Provided data:

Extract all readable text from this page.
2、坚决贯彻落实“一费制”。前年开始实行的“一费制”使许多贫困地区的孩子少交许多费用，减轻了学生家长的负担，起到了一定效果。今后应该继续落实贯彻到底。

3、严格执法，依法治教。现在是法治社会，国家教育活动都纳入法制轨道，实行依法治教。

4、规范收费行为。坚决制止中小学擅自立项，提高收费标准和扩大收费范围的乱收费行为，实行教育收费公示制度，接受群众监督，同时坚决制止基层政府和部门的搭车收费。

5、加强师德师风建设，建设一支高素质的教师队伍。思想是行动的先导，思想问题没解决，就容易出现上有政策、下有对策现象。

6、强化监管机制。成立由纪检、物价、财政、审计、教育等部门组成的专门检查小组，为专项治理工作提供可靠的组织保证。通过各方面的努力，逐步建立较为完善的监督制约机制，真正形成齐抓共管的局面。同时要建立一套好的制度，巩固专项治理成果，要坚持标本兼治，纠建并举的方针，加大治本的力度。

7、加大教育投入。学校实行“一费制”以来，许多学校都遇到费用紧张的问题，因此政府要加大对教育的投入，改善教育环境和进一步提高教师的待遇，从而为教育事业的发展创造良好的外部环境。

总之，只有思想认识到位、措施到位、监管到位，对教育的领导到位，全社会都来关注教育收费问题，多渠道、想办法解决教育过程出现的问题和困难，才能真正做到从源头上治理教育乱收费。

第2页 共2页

Task directions: Write an exact transcription of every entry above.

Response for this exercise:
Extract all readable text from this page.
2、坚决贯彻落实“一费制”。前年开始实行的“一费制”使许多贫困地区的孩子少交许多费用，减轻了学生家长的负担，起到了一定效果。今后应该继续落实贯彻到底。

3、严格执法，依法治教。现在是法治社会，国家教育活动都纳入法制轨道，实行依法治教。

4、规范收费行为。坚决制止中小学擅自立项，提高收费标准和扩大收费范围的乱收费行为，实行教育收费公示制度，接受群众监督，同时坚决制止基层政府和部门的搭车收费。

5、加强师德师风建设，建设一支高素质的教师队伍。思想是行动的先导，思想问题没解决，就容易出现上有政策、下有对策现象。

6、强化监管机制。成立由纪检、物价、财政、审计、教育等部门组成的专门检查小组，为专项治理工作提供可靠的组织保证。通过各方面的努力，逐步建立较为完善的监督制约机制，真正形成齐抓共管的局面。同时要建立一套好的制度，巩固专项治理成果，要坚持标本兼治，纠建并举的方针，加大治本的力度。

7、加大教育投入。学校实行“一费制”以来，许多学校都遇到费用紧张的问题，因此政府要加大对教育的投入，改善教育环境和进一步提高教师的待遇，从而为教育事业的发展创造良好的外部环境。

总之，只有思想认识到位、措施到位、监管到位，对教育的领导到位，全社会都来关注教育收费问题，多渠道、想办法解决教育过程出现的问题和困难，才能真正做到从源头上治理教育乱收费。

第2页 共2页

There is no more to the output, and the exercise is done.